Reproduce the material word for word; the images stay out.
--- begin Material for this task ---
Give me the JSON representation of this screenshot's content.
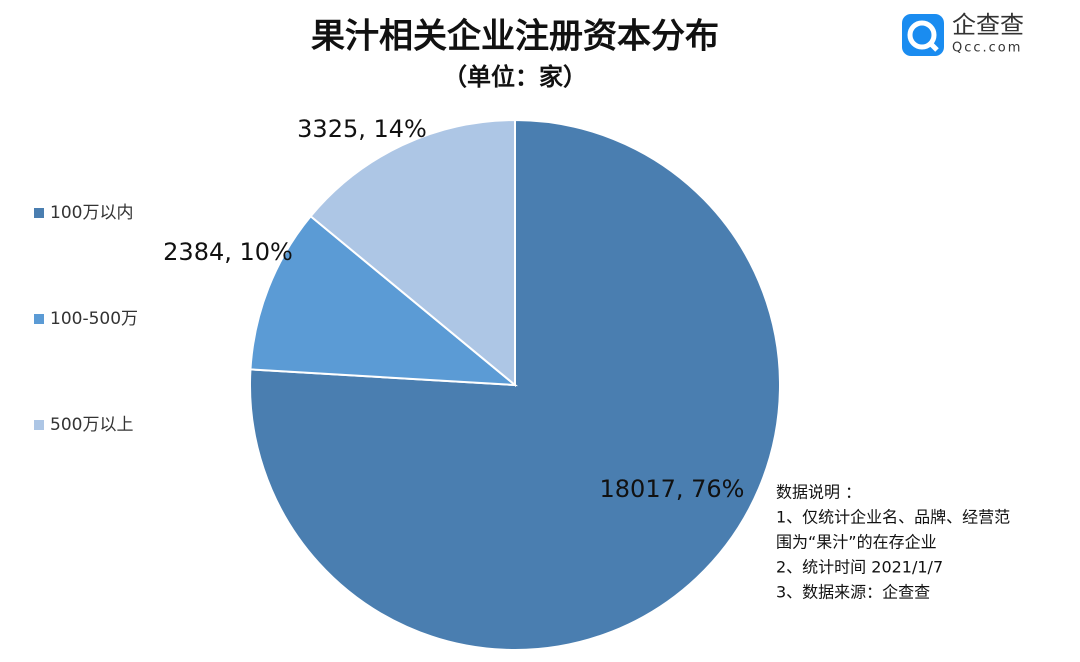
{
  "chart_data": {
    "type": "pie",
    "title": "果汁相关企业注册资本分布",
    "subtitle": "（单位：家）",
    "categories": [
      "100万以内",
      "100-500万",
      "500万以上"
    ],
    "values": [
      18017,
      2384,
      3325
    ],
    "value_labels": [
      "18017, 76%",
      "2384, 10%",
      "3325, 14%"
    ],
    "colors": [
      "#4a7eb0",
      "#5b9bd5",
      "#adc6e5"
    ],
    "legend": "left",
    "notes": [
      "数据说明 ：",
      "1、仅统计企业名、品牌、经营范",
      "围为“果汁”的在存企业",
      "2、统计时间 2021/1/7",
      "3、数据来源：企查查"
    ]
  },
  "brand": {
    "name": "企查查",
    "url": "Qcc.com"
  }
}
--- end Material for this task ---
Written solution —
Give me the JSON representation of this screenshot's content.
{
  "chart_data": {
    "type": "pie",
    "title": "果汁相关企业注册资本分布",
    "subtitle": "（单位：家）",
    "categories": [
      "100万以内",
      "100-500万",
      "500万以上"
    ],
    "values": [
      18017,
      2384,
      3325
    ],
    "value_labels": [
      "18017, 76%",
      "2384, 10%",
      "3325, 14%"
    ],
    "colors": [
      "#4a7eb0",
      "#5b9bd5",
      "#adc6e5"
    ],
    "legend": "left",
    "notes": [
      "数据说明 ：",
      "1、仅统计企业名、品牌、经营范",
      "围为“果汁”的在存企业",
      "2、统计时间 2021/1/7",
      "3、数据来源：企查查"
    ]
  },
  "brand": {
    "name": "企查查",
    "url": "Qcc.com"
  }
}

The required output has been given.